[Records contained in a dataset]
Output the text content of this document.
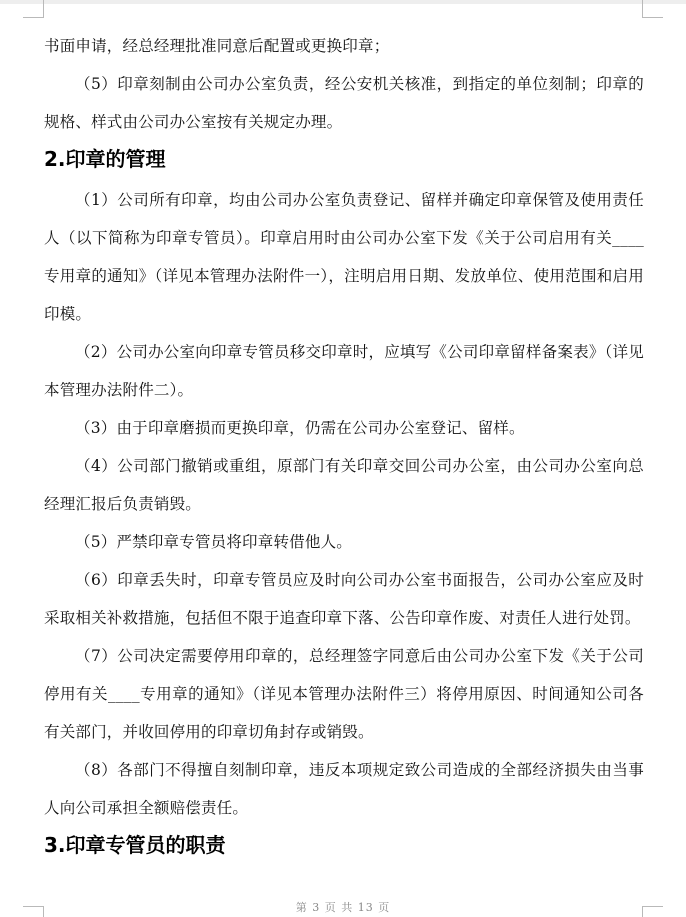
书面申请，经总经理批准同意后配置或更换印章；

（5）印章刻制由公司办公室负责，经公安机关核准，到指定的单位刻制；印章的规格、样式由公司办公室按有关规定办理。

2.印章的管理

（1）公司所有印章，均由公司办公室负责登记、留样并确定印章保管及使用责任人（以下简称为印章专管员）。印章启用时由公司办公室下发《关于公司启用有关____专用章的通知》（详见本管理办法附件一），注明启用日期、发放单位、使用范围和启用印模。

（2）公司办公室向印章专管员移交印章时，应填写《公司印章留样备案表》（详见本管理办法附件二）。

（3）由于印章磨损而更换印章，仍需在公司办公室登记、留样。

（4）公司部门撤销或重组，原部门有关印章交回公司办公室，由公司办公室向总经理汇报后负责销毁。

（5）严禁印章专管员将印章转借他人。

（6）印章丢失时，印章专管员应及时向公司办公室书面报告，公司办公室应及时采取相关补救措施，包括但不限于追查印章下落、公告印章作废、对责任人进行处罚。

（7）公司决定需要停用印章的，总经理签字同意后由公司办公室下发《关于公司停用有关____专用章的通知》（详见本管理办法附件三）将停用原因、时间通知公司各有关部门，并收回停用的印章切角封存或销毁。

（8）各部门不得擅自刻制印章，违反本项规定致公司造成的全部经济损失由当事人向公司承担全额赔偿责任。

3.印章专管员的职责
第 3 页 共 13 页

- **What to work on**: Transcribe the full listing above exactly as it stands, minus the pictures.

- **Expected output**:
Output the text content of this document.
书面申请，经总经理批准同意后配置或更换印章；

（5）印章刻制由公司办公室负责，经公安机关核准，到指定的单位刻制；印章的规格、样式由公司办公室按有关规定办理。

2.印章的管理

（1）公司所有印章，均由公司办公室负责登记、留样并确定印章保管及使用责任人（以下简称为印章专管员）。印章启用时由公司办公室下发《关于公司启用有关____专用章的通知》（详见本管理办法附件一），注明启用日期、发放单位、使用范围和启用印模。

（2）公司办公室向印章专管员移交印章时，应填写《公司印章留样备案表》（详见本管理办法附件二）。

（3）由于印章磨损而更换印章，仍需在公司办公室登记、留样。

（4）公司部门撤销或重组，原部门有关印章交回公司办公室，由公司办公室向总经理汇报后负责销毁。

（5）严禁印章专管员将印章转借他人。

（6）印章丢失时，印章专管员应及时向公司办公室书面报告，公司办公室应及时采取相关补救措施，包括但不限于追查印章下落、公告印章作废、对责任人进行处罚。

（7）公司决定需要停用印章的，总经理签字同意后由公司办公室下发《关于公司停用有关____专用章的通知》（详见本管理办法附件三）将停用原因、时间通知公司各有关部门，并收回停用的印章切角封存或销毁。

（8）各部门不得擅自刻制印章，违反本项规定致公司造成的全部经济损失由当事人向公司承担全额赔偿责任。

3.印章专管员的职责
第 3 页 共 13 页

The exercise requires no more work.